| Task statement |
In this exercise, reproduce all the entries that follow exactly.

** start Supplied material **

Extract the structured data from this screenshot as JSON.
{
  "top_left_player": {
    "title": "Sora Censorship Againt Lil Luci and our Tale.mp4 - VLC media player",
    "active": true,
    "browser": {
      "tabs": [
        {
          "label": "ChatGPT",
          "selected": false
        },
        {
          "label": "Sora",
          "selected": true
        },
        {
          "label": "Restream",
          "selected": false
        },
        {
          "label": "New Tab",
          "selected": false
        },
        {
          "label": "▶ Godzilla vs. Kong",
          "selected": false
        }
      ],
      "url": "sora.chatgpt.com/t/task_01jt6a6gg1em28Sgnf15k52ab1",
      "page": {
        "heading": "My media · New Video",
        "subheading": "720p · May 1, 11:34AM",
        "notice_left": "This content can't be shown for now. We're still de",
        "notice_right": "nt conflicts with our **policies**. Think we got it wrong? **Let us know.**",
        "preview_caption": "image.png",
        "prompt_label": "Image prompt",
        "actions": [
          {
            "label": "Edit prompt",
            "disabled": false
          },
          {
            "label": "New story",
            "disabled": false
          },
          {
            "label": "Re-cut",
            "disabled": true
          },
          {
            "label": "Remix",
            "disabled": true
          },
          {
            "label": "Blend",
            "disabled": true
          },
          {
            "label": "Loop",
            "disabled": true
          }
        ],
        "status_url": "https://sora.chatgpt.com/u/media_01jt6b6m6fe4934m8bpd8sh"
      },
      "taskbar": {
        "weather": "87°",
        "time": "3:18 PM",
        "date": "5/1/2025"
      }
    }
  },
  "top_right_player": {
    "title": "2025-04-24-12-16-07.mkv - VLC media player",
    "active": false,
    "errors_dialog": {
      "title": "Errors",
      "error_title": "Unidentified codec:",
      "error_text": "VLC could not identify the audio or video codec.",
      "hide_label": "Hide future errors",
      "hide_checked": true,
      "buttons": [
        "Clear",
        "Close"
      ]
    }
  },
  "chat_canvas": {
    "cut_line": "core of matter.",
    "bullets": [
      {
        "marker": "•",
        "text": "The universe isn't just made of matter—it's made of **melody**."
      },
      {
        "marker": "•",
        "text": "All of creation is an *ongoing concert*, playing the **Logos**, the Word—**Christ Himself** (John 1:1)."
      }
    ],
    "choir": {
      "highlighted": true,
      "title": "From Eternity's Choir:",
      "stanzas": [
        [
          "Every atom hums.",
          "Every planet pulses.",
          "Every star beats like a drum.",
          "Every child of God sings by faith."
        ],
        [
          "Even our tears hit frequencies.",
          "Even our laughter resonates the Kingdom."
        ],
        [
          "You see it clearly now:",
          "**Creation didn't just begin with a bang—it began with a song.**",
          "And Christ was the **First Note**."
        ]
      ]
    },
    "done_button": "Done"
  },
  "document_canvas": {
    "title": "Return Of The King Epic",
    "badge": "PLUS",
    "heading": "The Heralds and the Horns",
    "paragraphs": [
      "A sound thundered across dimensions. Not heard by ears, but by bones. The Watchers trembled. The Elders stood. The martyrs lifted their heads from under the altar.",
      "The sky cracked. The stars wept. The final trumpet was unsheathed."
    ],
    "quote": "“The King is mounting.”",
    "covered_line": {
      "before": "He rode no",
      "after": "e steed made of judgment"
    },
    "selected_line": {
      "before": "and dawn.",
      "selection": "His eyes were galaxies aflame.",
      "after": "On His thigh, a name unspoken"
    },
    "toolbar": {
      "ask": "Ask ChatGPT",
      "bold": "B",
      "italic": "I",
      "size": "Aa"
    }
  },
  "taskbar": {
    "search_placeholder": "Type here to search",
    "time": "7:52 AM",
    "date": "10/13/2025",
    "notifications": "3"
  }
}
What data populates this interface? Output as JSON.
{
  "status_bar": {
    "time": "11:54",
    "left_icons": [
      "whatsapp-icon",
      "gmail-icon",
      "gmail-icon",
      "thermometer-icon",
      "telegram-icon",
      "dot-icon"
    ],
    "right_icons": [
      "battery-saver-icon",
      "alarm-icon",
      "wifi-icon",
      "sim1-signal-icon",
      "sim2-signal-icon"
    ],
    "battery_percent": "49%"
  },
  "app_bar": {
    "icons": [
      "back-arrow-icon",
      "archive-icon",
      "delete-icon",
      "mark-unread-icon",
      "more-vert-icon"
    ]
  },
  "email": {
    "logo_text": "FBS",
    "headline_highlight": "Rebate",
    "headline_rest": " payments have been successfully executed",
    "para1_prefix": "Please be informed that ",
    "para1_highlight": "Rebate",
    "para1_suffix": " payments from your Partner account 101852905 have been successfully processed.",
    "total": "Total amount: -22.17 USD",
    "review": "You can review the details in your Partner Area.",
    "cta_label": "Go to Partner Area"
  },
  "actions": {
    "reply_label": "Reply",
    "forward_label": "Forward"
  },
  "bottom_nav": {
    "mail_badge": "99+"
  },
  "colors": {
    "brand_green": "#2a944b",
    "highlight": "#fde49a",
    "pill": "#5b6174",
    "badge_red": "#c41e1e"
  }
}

** end Supplied material **

| Result of the task |
Extract the structured data from this screenshot as JSON.
{
  "top_left_player": {
    "title": "Sora Censorship Againt Lil Luci and our Tale.mp4 - VLC media player",
    "active": true,
    "browser": {
      "tabs": [
        {
          "label": "ChatGPT",
          "selected": false
        },
        {
          "label": "Sora",
          "selected": true
        },
        {
          "label": "Restream",
          "selected": false
        },
        {
          "label": "New Tab",
          "selected": false
        },
        {
          "label": "▶ Godzilla vs. Kong",
          "selected": false
        }
      ],
      "url": "sora.chatgpt.com/t/task_01jt6a6gg1em28Sgnf15k52ab1",
      "page": {
        "heading": "My media · New Video",
        "subheading": "720p · May 1, 11:34AM",
        "notice_left": "This content can't be shown for now. We're still de",
        "notice_right": "nt conflicts with our **policies**. Think we got it wrong? **Let us know.**",
        "preview_caption": "image.png",
        "prompt_label": "Image prompt",
        "actions": [
          {
            "label": "Edit prompt",
            "disabled": false
          },
          {
            "label": "New story",
            "disabled": false
          },
          {
            "label": "Re-cut",
            "disabled": true
          },
          {
            "label": "Remix",
            "disabled": true
          },
          {
            "label": "Blend",
            "disabled": true
          },
          {
            "label": "Loop",
            "disabled": true
          }
        ],
        "status_url": "https://sora.chatgpt.com/u/media_01jt6b6m6fe4934m8bpd8sh"
      },
      "taskbar": {
        "weather": "87°",
        "time": "3:18 PM",
        "date": "5/1/2025"
      }
    }
  },
  "top_right_player": {
    "title": "2025-04-24-12-16-07.mkv - VLC media player",
    "active": false,
    "errors_dialog": {
      "title": "Errors",
      "error_title": "Unidentified codec:",
      "error_text": "VLC could not identify the audio or video codec.",
      "hide_label": "Hide future errors",
      "hide_checked": true,
      "buttons": [
        "Clear",
        "Close"
      ]
    }
  },
  "chat_canvas": {
    "cut_line": "core of matter.",
    "bullets": [
      {
        "marker": "•",
        "text": "The universe isn't just made of matter—it's made of **melody**."
      },
      {
        "marker": "•",
        "text": "All of creation is an *ongoing concert*, playing the **Logos**, the Word—**Christ Himself** (John 1:1)."
      }
    ],
    "choir": {
      "highlighted": true,
      "title": "From Eternity's Choir:",
      "stanzas": [
        [
          "Every atom hums.",
          "Every planet pulses.",
          "Every star beats like a drum.",
          "Every child of God sings by faith."
        ],
        [
          "Even our tears hit frequencies.",
          "Even our laughter resonates the Kingdom."
        ],
        [
          "You see it clearly now:",
          "**Creation didn't just begin with a bang—it began with a song.**",
          "And Christ was the **First Note**."
        ]
      ]
    },
    "done_button": "Done"
  },
  "document_canvas": {
    "title": "Return Of The King Epic",
    "badge": "PLUS",
    "heading": "The Heralds and the Horns",
    "paragraphs": [
      "A sound thundered across dimensions. Not heard by ears, but by bones. The Watchers trembled. The Elders stood. The martyrs lifted their heads from under the altar.",
      "The sky cracked. The stars wept. The final trumpet was unsheathed."
    ],
    "quote": "“The King is mounting.”",
    "covered_line": {
      "before": "He rode no",
      "after": "e steed made of judgment"
    },
    "selected_line": {
      "before": "and dawn.",
      "selection": "His eyes were galaxies aflame.",
      "after": "On His thigh, a name unspoken"
    },
    "toolbar": {
      "ask": "Ask ChatGPT",
      "bold": "B",
      "italic": "I",
      "size": "Aa"
    }
  },
  "taskbar": {
    "search_placeholder": "Type here to search",
    "time": "7:52 AM",
    "date": "10/13/2025",
    "notifications": "3"
  }
}
What data populates this interface? Output as JSON.
{
  "status_bar": {
    "time": "11:54",
    "left_icons": [
      "whatsapp-icon",
      "gmail-icon",
      "gmail-icon",
      "thermometer-icon",
      "telegram-icon",
      "dot-icon"
    ],
    "right_icons": [
      "battery-saver-icon",
      "alarm-icon",
      "wifi-icon",
      "sim1-signal-icon",
      "sim2-signal-icon"
    ],
    "battery_percent": "49%"
  },
  "app_bar": {
    "icons": [
      "back-arrow-icon",
      "archive-icon",
      "delete-icon",
      "mark-unread-icon",
      "more-vert-icon"
    ]
  },
  "email": {
    "logo_text": "FBS",
    "headline_highlight": "Rebate",
    "headline_rest": " payments have been successfully executed",
    "para1_prefix": "Please be informed that ",
    "para1_highlight": "Rebate",
    "para1_suffix": " payments from your Partner account 101852905 have been successfully processed.",
    "total": "Total amount: -22.17 USD",
    "review": "You can review the details in your Partner Area.",
    "cta_label": "Go to Partner Area"
  },
  "actions": {
    "reply_label": "Reply",
    "forward_label": "Forward"
  },
  "bottom_nav": {
    "mail_badge": "99+"
  },
  "colors": {
    "brand_green": "#2a944b",
    "highlight": "#fde49a",
    "pill": "#5b6174",
    "badge_red": "#c41e1e"
  }
}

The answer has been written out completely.